→ Records shown
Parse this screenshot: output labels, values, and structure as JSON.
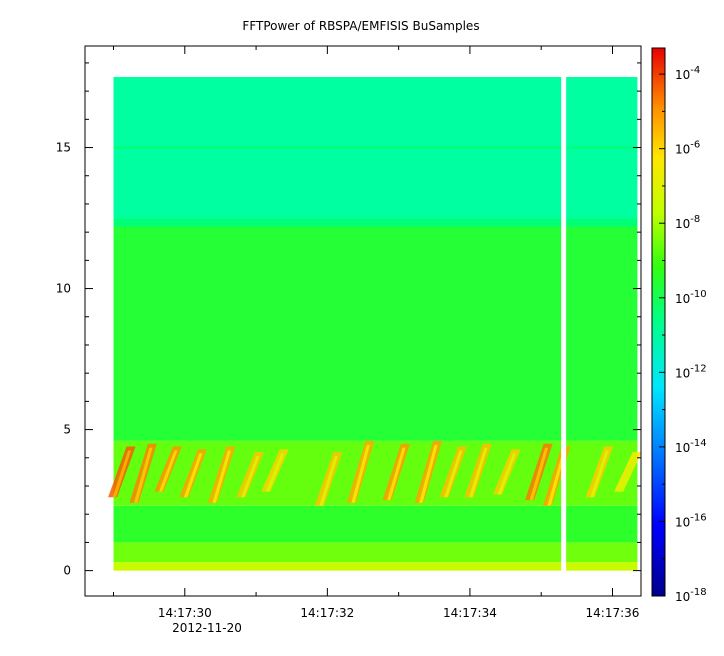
{
  "chart_data": {
    "type": "heatmap",
    "title": "FFTPower of RBSPA/EMFISIS  BuSamples",
    "xlabel": "",
    "ylabel": "",
    "x_tick_labels": [
      "14:17:30",
      "14:17:32",
      "14:17:34",
      "14:17:36"
    ],
    "x_date_label": "2012-11-20",
    "x_range_seconds": [
      28.6,
      36.4
    ],
    "data_x_range_seconds": [
      29.0,
      36.35
    ],
    "gap_seconds": [
      35.28,
      35.35
    ],
    "y_ticks": [
      0,
      5,
      10,
      15
    ],
    "ylim": [
      -0.9,
      18.6
    ],
    "data_y_range": [
      0,
      17.5
    ],
    "colorbar": {
      "scale": "log",
      "range": [
        -18,
        -3.3
      ],
      "tick_exponents": [
        -18,
        -16,
        -14,
        -12,
        -10,
        -8,
        -6,
        -4
      ],
      "tick_base": "10"
    },
    "bands": [
      {
        "y_from": 0.0,
        "y_to": 0.3,
        "log_power": -8.8
      },
      {
        "y_from": 0.3,
        "y_to": 1.0,
        "log_power": -9.6
      },
      {
        "y_from": 1.0,
        "y_to": 2.3,
        "log_power": -10.2
      },
      {
        "y_from": 2.3,
        "y_to": 4.6,
        "log_power": -9.7
      },
      {
        "y_from": 4.6,
        "y_to": 12.2,
        "log_power": -10.3
      },
      {
        "y_from": 12.2,
        "y_to": 12.5,
        "log_power": -11.0
      },
      {
        "y_from": 12.5,
        "y_to": 17.5,
        "log_power": -11.8
      }
    ],
    "line_15": {
      "y": 15.0,
      "log_power": -10.8
    },
    "bursts": [
      {
        "t": 29.05,
        "y0": 2.6,
        "y1": 4.4,
        "log_power": -6.0
      },
      {
        "t": 29.35,
        "y0": 2.4,
        "y1": 4.5,
        "log_power": -6.4
      },
      {
        "t": 29.7,
        "y0": 2.8,
        "y1": 4.4,
        "log_power": -6.6
      },
      {
        "t": 30.05,
        "y0": 2.6,
        "y1": 4.3,
        "log_power": -6.8
      },
      {
        "t": 30.45,
        "y0": 2.4,
        "y1": 4.4,
        "log_power": -6.9
      },
      {
        "t": 30.85,
        "y0": 2.6,
        "y1": 4.2,
        "log_power": -7.3
      },
      {
        "t": 31.2,
        "y0": 2.8,
        "y1": 4.3,
        "log_power": -7.5
      },
      {
        "t": 31.95,
        "y0": 2.3,
        "y1": 4.2,
        "log_power": -7.3
      },
      {
        "t": 32.4,
        "y0": 2.4,
        "y1": 4.6,
        "log_power": -6.9
      },
      {
        "t": 32.9,
        "y0": 2.5,
        "y1": 4.5,
        "log_power": -6.7
      },
      {
        "t": 33.35,
        "y0": 2.4,
        "y1": 4.6,
        "log_power": -6.8
      },
      {
        "t": 33.7,
        "y0": 2.6,
        "y1": 4.4,
        "log_power": -7.2
      },
      {
        "t": 34.05,
        "y0": 2.6,
        "y1": 4.5,
        "log_power": -7.2
      },
      {
        "t": 34.45,
        "y0": 2.7,
        "y1": 4.3,
        "log_power": -7.4
      },
      {
        "t": 34.9,
        "y0": 2.5,
        "y1": 4.5,
        "log_power": -6.3
      },
      {
        "t": 35.15,
        "y0": 2.3,
        "y1": 4.4,
        "log_power": -6.8
      },
      {
        "t": 35.75,
        "y0": 2.6,
        "y1": 4.4,
        "log_power": -7.4
      },
      {
        "t": 36.15,
        "y0": 2.8,
        "y1": 4.2,
        "log_power": -7.8
      }
    ]
  }
}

→ Task goal
Repeat the records above exactly, omitting every picture.

→ Answer to this problem
Parse this screenshot: output labels, values, and structure as JSON.
{
  "chart_data": {
    "type": "heatmap",
    "title": "FFTPower of RBSPA/EMFISIS  BuSamples",
    "xlabel": "",
    "ylabel": "",
    "x_tick_labels": [
      "14:17:30",
      "14:17:32",
      "14:17:34",
      "14:17:36"
    ],
    "x_date_label": "2012-11-20",
    "x_range_seconds": [
      28.6,
      36.4
    ],
    "data_x_range_seconds": [
      29.0,
      36.35
    ],
    "gap_seconds": [
      35.28,
      35.35
    ],
    "y_ticks": [
      0,
      5,
      10,
      15
    ],
    "ylim": [
      -0.9,
      18.6
    ],
    "data_y_range": [
      0,
      17.5
    ],
    "colorbar": {
      "scale": "log",
      "range": [
        -18,
        -3.3
      ],
      "tick_exponents": [
        -18,
        -16,
        -14,
        -12,
        -10,
        -8,
        -6,
        -4
      ],
      "tick_base": "10"
    },
    "bands": [
      {
        "y_from": 0.0,
        "y_to": 0.3,
        "log_power": -8.8
      },
      {
        "y_from": 0.3,
        "y_to": 1.0,
        "log_power": -9.6
      },
      {
        "y_from": 1.0,
        "y_to": 2.3,
        "log_power": -10.2
      },
      {
        "y_from": 2.3,
        "y_to": 4.6,
        "log_power": -9.7
      },
      {
        "y_from": 4.6,
        "y_to": 12.2,
        "log_power": -10.3
      },
      {
        "y_from": 12.2,
        "y_to": 12.5,
        "log_power": -11.0
      },
      {
        "y_from": 12.5,
        "y_to": 17.5,
        "log_power": -11.8
      }
    ],
    "line_15": {
      "y": 15.0,
      "log_power": -10.8
    },
    "bursts": [
      {
        "t": 29.05,
        "y0": 2.6,
        "y1": 4.4,
        "log_power": -6.0
      },
      {
        "t": 29.35,
        "y0": 2.4,
        "y1": 4.5,
        "log_power": -6.4
      },
      {
        "t": 29.7,
        "y0": 2.8,
        "y1": 4.4,
        "log_power": -6.6
      },
      {
        "t": 30.05,
        "y0": 2.6,
        "y1": 4.3,
        "log_power": -6.8
      },
      {
        "t": 30.45,
        "y0": 2.4,
        "y1": 4.4,
        "log_power": -6.9
      },
      {
        "t": 30.85,
        "y0": 2.6,
        "y1": 4.2,
        "log_power": -7.3
      },
      {
        "t": 31.2,
        "y0": 2.8,
        "y1": 4.3,
        "log_power": -7.5
      },
      {
        "t": 31.95,
        "y0": 2.3,
        "y1": 4.2,
        "log_power": -7.3
      },
      {
        "t": 32.4,
        "y0": 2.4,
        "y1": 4.6,
        "log_power": -6.9
      },
      {
        "t": 32.9,
        "y0": 2.5,
        "y1": 4.5,
        "log_power": -6.7
      },
      {
        "t": 33.35,
        "y0": 2.4,
        "y1": 4.6,
        "log_power": -6.8
      },
      {
        "t": 33.7,
        "y0": 2.6,
        "y1": 4.4,
        "log_power": -7.2
      },
      {
        "t": 34.05,
        "y0": 2.6,
        "y1": 4.5,
        "log_power": -7.2
      },
      {
        "t": 34.45,
        "y0": 2.7,
        "y1": 4.3,
        "log_power": -7.4
      },
      {
        "t": 34.9,
        "y0": 2.5,
        "y1": 4.5,
        "log_power": -6.3
      },
      {
        "t": 35.15,
        "y0": 2.3,
        "y1": 4.4,
        "log_power": -6.8
      },
      {
        "t": 35.75,
        "y0": 2.6,
        "y1": 4.4,
        "log_power": -7.4
      },
      {
        "t": 36.15,
        "y0": 2.8,
        "y1": 4.2,
        "log_power": -7.8
      }
    ]
  }
}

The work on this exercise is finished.